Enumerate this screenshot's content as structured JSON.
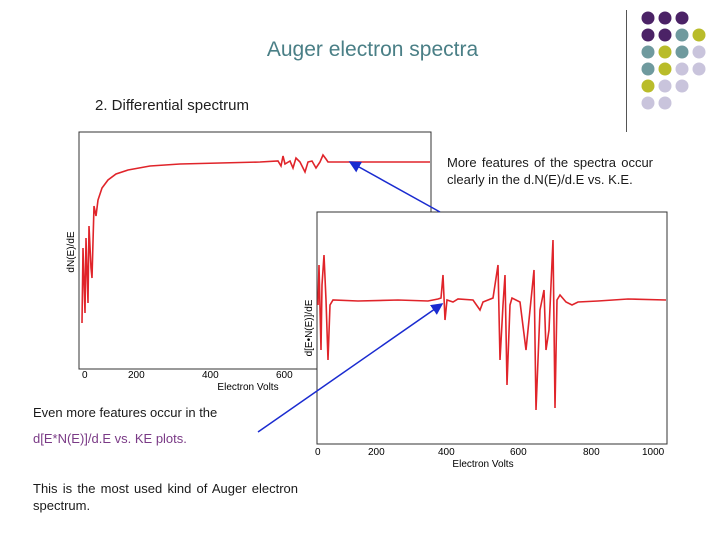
{
  "slide": {
    "title": "Auger electron spectra",
    "subtitle": "2. Differential spectrum",
    "note_top": "More features of the spectra occur clearly in the d.N(E)/d.E vs. K.E.",
    "note_mid_line1": "Even more features occur in the",
    "note_mid_line2": "d[E*N(E)]/d.E vs. KE plots.",
    "note_bottom": "This is the most used kind of Auger electron spectrum."
  },
  "colors": {
    "title": "#4a7f86",
    "trace": "#e0242a",
    "arrow": "#1a2bd0",
    "purple": "#4b2266",
    "teal": "#6f9a9e",
    "olive": "#b9bc2a",
    "lavender": "#c9c4dc"
  },
  "decor": {
    "dot_grid": [
      [
        "purple",
        "purple",
        "purple",
        "none"
      ],
      [
        "purple",
        "purple",
        "teal",
        "olive"
      ],
      [
        "teal",
        "olive",
        "teal",
        "lavender"
      ],
      [
        "teal",
        "olive",
        "lavender",
        "lavender"
      ],
      [
        "olive",
        "lavender",
        "lavender",
        "none"
      ],
      [
        "lavender",
        "lavender",
        "none",
        "none"
      ]
    ]
  },
  "chart_data": [
    {
      "type": "line",
      "xlabel": "Electron Volts",
      "ylabel": "dN(E)/dE",
      "xticks": [
        "0",
        "200",
        "400",
        "600"
      ],
      "xlim": [
        0,
        1000
      ]
    },
    {
      "type": "line",
      "xlabel": "Electron Volts",
      "ylabel": "d[E•N(E)]/dE",
      "xticks": [
        "0",
        "200",
        "400",
        "600",
        "800",
        "1000"
      ],
      "xlim": [
        0,
        1000
      ]
    }
  ]
}
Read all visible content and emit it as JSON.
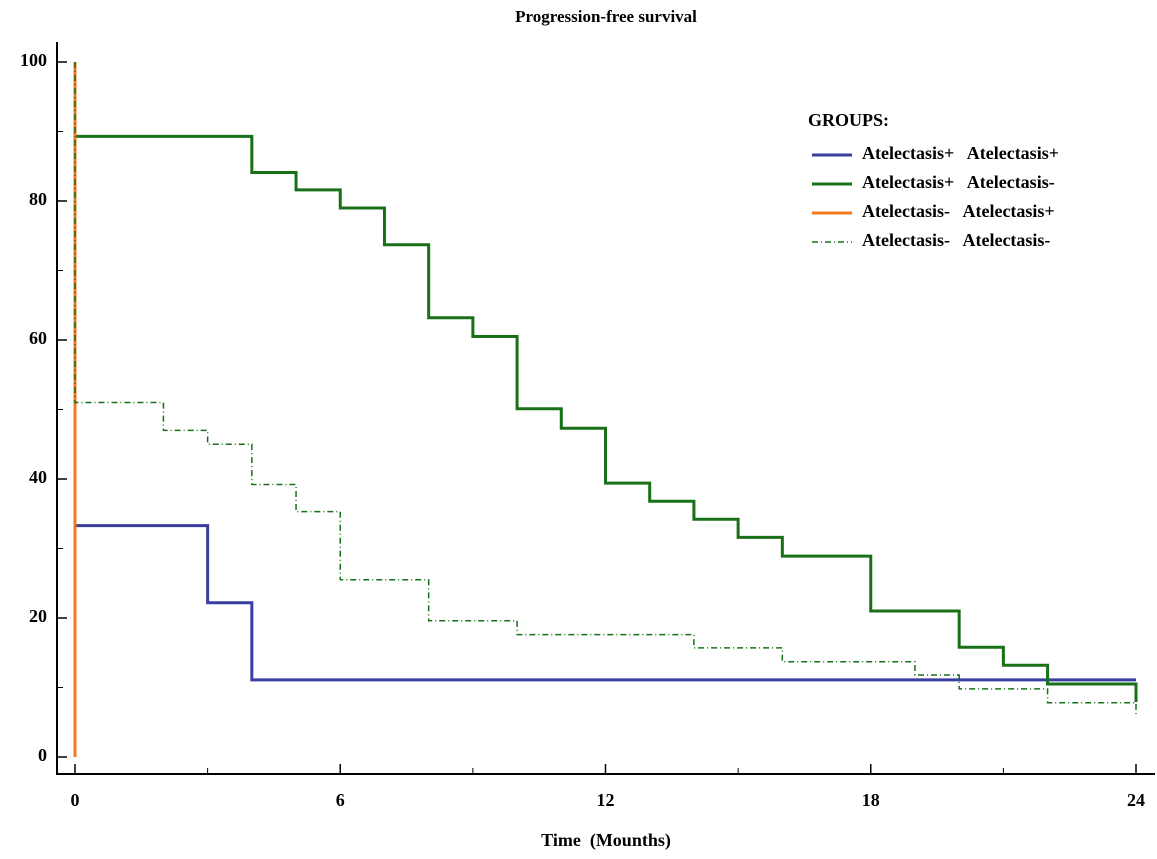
{
  "chart_data": {
    "type": "step",
    "title": "Progression-free survival",
    "x_label": "Time  (Mounths)",
    "legend_title": "GROUPS:",
    "legend_position": "upper right",
    "xlim": [
      0,
      24
    ],
    "xticks": [
      0,
      6,
      12,
      18,
      24
    ],
    "xminor": [
      3,
      9,
      15,
      21
    ],
    "ylim": [
      0,
      100
    ],
    "yticks": [
      0,
      20,
      40,
      60,
      80,
      100
    ],
    "yminor": [
      10,
      30,
      50,
      70,
      90
    ],
    "series": [
      {
        "name": "Atelectasis+   Atelectasis+",
        "color": "#3a3ea0",
        "line_style": "solid",
        "x": [
          0,
          0,
          3,
          4,
          24
        ],
        "values": [
          100,
          33.3,
          22.2,
          11.1,
          11.1
        ]
      },
      {
        "name": "Atelectasis+   Atelectasis-",
        "color": "#187018",
        "line_style": "solid",
        "x": [
          0,
          0,
          4,
          5,
          6,
          7,
          8,
          9,
          10,
          11,
          12,
          13,
          14,
          15,
          16,
          18,
          20,
          21,
          22,
          24
        ],
        "values": [
          100,
          89.3,
          84.1,
          81.6,
          79,
          73.7,
          63.2,
          60.5,
          50.1,
          47.3,
          39.4,
          36.8,
          34.2,
          31.6,
          28.9,
          21,
          15.8,
          13.2,
          10.5,
          7.9
        ]
      },
      {
        "name": "Atelectasis-   Atelectasis+",
        "color": "#f07820",
        "line_style": "solid",
        "x": [
          0,
          0
        ],
        "values": [
          100,
          0
        ]
      },
      {
        "name": "Atelectasis-   Atelectasis-",
        "color": "#187018",
        "line_style": "dashdot",
        "x": [
          0,
          0,
          2,
          3,
          4,
          5,
          6,
          8,
          10,
          14,
          16,
          19,
          20,
          22,
          24
        ],
        "values": [
          100,
          51,
          47,
          45,
          39.2,
          35.3,
          25.5,
          19.6,
          17.6,
          15.7,
          13.7,
          11.8,
          9.8,
          7.8,
          5.9
        ]
      }
    ]
  }
}
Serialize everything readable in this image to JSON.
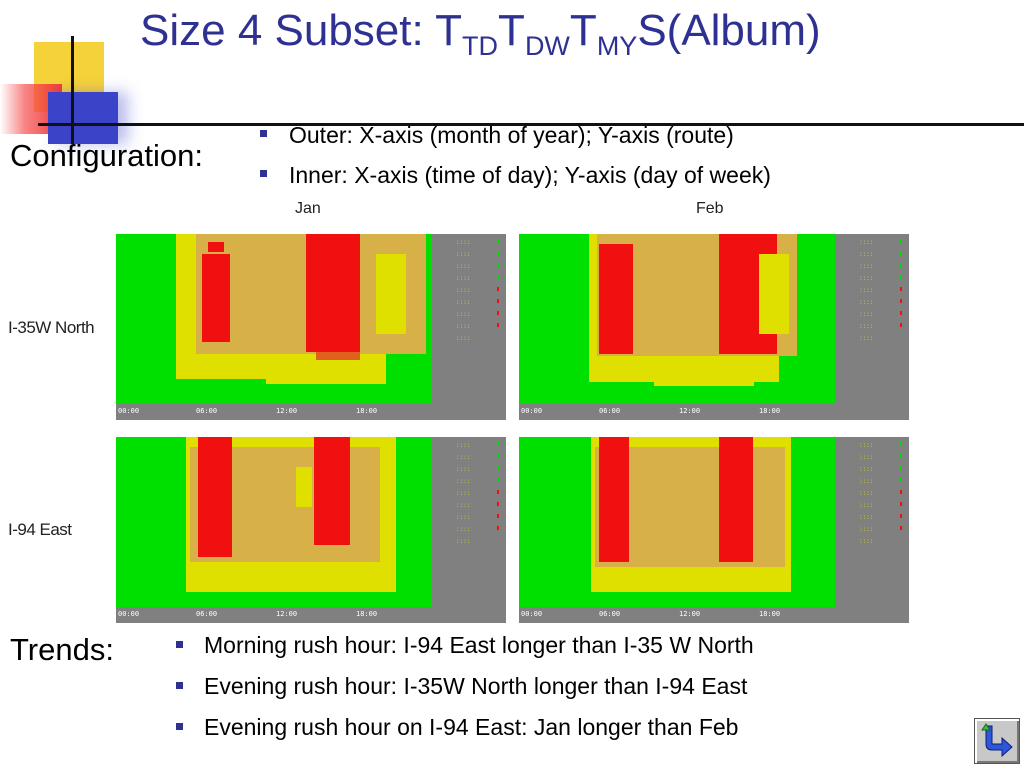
{
  "slide": {
    "title": {
      "prefix": "Size 4 Subset: ",
      "t1": "T",
      "s1": "TD",
      "t2": "T",
      "s2": "DW",
      "t3": "T",
      "s3": "MY",
      "suffix": "S(Album)"
    },
    "configuration_label": "Configuration:",
    "configuration_items": [
      "Outer: X-axis (month of year); Y-axis (route)",
      "Inner:  X-axis (time of day); Y-axis (day of week)"
    ],
    "trends_label": "Trends:",
    "trend_items": [
      "Morning rush hour: I-94 East longer than I-35 W North",
      "Evening rush hour: I-35W North longer than I-94 East",
      "Evening rush hour on I-94 East: Jan longer than Feb"
    ]
  },
  "album": {
    "months": [
      "Jan",
      "Feb"
    ],
    "routes": [
      "I-35W North",
      "I-94 East"
    ]
  },
  "colors": {
    "title": "#2e3192",
    "bullet": "#2e3192",
    "panel_bg": "#808080",
    "green": "#00e000",
    "yellow": "#e0e000",
    "tan": "#d8b048",
    "red": "#f01010"
  },
  "icons": {
    "nav_button": "return-arrow-icon"
  }
}
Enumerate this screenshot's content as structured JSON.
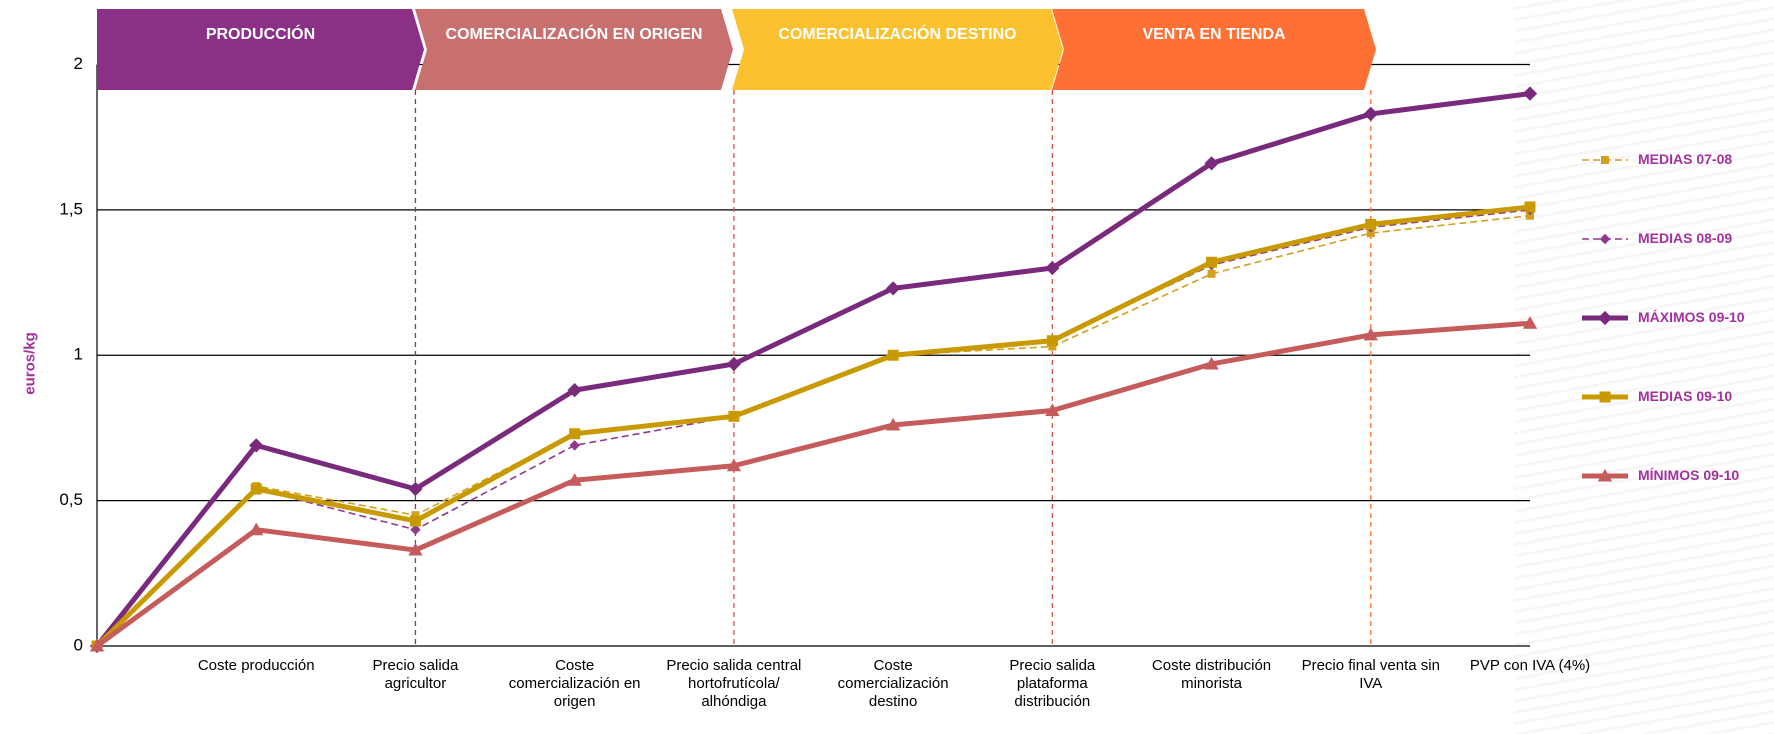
{
  "chart_data": {
    "type": "line",
    "y_label": "euros/kg",
    "stages": [
      {
        "label": "PRODUCCIÓN",
        "color": "#8B2F87"
      },
      {
        "label": "COMERCIALIZACIÓN EN ORIGEN",
        "color": "#C7706F"
      },
      {
        "label": "COMERCIALIZACIÓN DESTINO",
        "color": "#FCC12E"
      },
      {
        "label": "VENTA EN TIENDA",
        "color": "#FF7035"
      }
    ],
    "categories": [
      null,
      "Coste producción",
      "Precio salida agricultor",
      "Coste comercialización en origen",
      "Precio salida central hortofrutícola/ alhóndiga",
      "Coste comercialización destino",
      "Precio salida plataforma distribución",
      "Coste distribución minorista",
      "Precio final venta sin IVA",
      "PVP con IVA (4%)"
    ],
    "series": [
      {
        "name": "MEDIAS 07-08",
        "color": "#D4A020",
        "dashed": true,
        "marker": "square",
        "values": [
          0,
          0.55,
          0.45,
          0.73,
          0.79,
          1.0,
          1.03,
          1.28,
          1.42,
          1.48
        ]
      },
      {
        "name": "MEDIAS 08-09",
        "color": "#8E3A8C",
        "dashed": true,
        "marker": "diamond",
        "values": [
          0,
          0.54,
          0.4,
          0.69,
          0.79,
          1.0,
          1.05,
          1.31,
          1.44,
          1.5
        ]
      },
      {
        "name": "MÁXIMOS 09-10",
        "color": "#7A2A7C",
        "dashed": false,
        "marker": "diamond",
        "values": [
          0,
          0.69,
          0.54,
          0.88,
          0.97,
          1.23,
          1.3,
          1.66,
          1.83,
          1.9
        ]
      },
      {
        "name": "MEDIAS 09-10",
        "color": "#C99A00",
        "dashed": false,
        "marker": "square",
        "values": [
          0,
          0.54,
          0.43,
          0.73,
          0.79,
          1.0,
          1.05,
          1.32,
          1.45,
          1.51
        ]
      },
      {
        "name": "MÍNIMOS 09-10",
        "color": "#C55B5B",
        "dashed": false,
        "marker": "triangle",
        "values": [
          0,
          0.4,
          0.33,
          0.57,
          0.62,
          0.76,
          0.81,
          0.97,
          1.07,
          1.11
        ]
      }
    ],
    "ylim": [
      0,
      2
    ],
    "yticks": [
      0,
      {
        "value": 0.5,
        "label": "0,5"
      },
      1,
      {
        "value": 1.5,
        "label": "1,5"
      },
      2
    ],
    "grid": true
  }
}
════
Determine how many lines above contain "hour" as a word or string. Give the number alone.

* Exercise solution
3